## GOAL:
Write out every entry precisely as given, leaving the pictures out.

## DATA LISTING:

• • • • •

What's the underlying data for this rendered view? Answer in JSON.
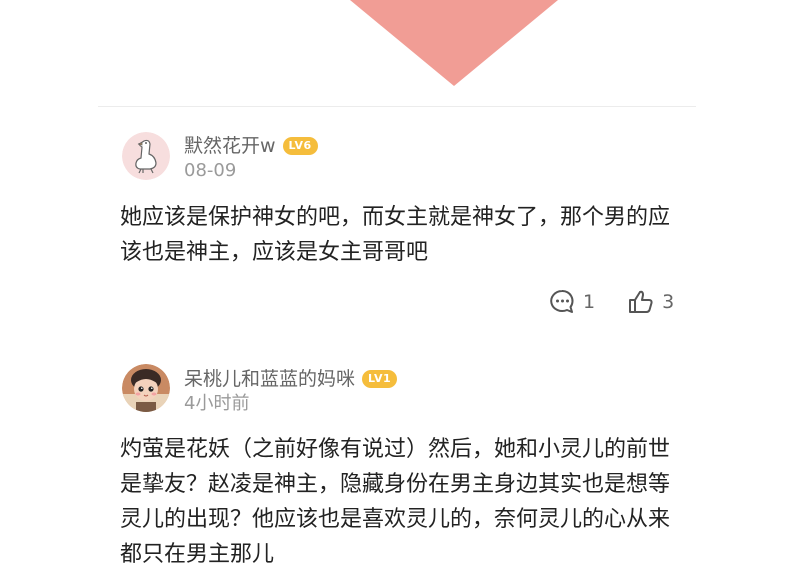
{
  "colors": {
    "accent_shape": "#f19d95",
    "level_badge": "#f5bd3c",
    "username": "#666666",
    "timestamp": "#9a9a9a",
    "body_text": "#222222"
  },
  "comments": [
    {
      "username": "默然花开w",
      "level": "LV6",
      "time": "08-09",
      "text": "她应该是保护神女的吧，而女主就是神女了，那个男的应该也是神主，应该是女主哥哥吧",
      "reply_icon": "comment-bubble-icon",
      "reply_count": "1",
      "like_icon": "thumbs-up-icon",
      "like_count": "3"
    },
    {
      "username": "呆桃儿和蓝蓝的妈咪",
      "level": "LV1",
      "time": "4小时前",
      "text": "灼萤是花妖（之前好像有说过）然后，她和小灵儿的前世是挚友？赵凌是神主，隐藏身份在男主身边其实也是想等灵儿的出现？他应该也是喜欢灵儿的，奈何灵儿的心从来都只在男主那儿"
    }
  ]
}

• • • • •

## THE REPLY:
What's the underlying data for this rendered view? Answer in JSON.
{
  "colors": {
    "accent_shape": "#f19d95",
    "level_badge": "#f5bd3c",
    "username": "#666666",
    "timestamp": "#9a9a9a",
    "body_text": "#222222"
  },
  "comments": [
    {
      "username": "默然花开w",
      "level": "LV6",
      "time": "08-09",
      "text": "她应该是保护神女的吧，而女主就是神女了，那个男的应该也是神主，应该是女主哥哥吧",
      "reply_icon": "comment-bubble-icon",
      "reply_count": "1",
      "like_icon": "thumbs-up-icon",
      "like_count": "3"
    },
    {
      "username": "呆桃儿和蓝蓝的妈咪",
      "level": "LV1",
      "time": "4小时前",
      "text": "灼萤是花妖（之前好像有说过）然后，她和小灵儿的前世是挚友？赵凌是神主，隐藏身份在男主身边其实也是想等灵儿的出现？他应该也是喜欢灵儿的，奈何灵儿的心从来都只在男主那儿"
    }
  ]
}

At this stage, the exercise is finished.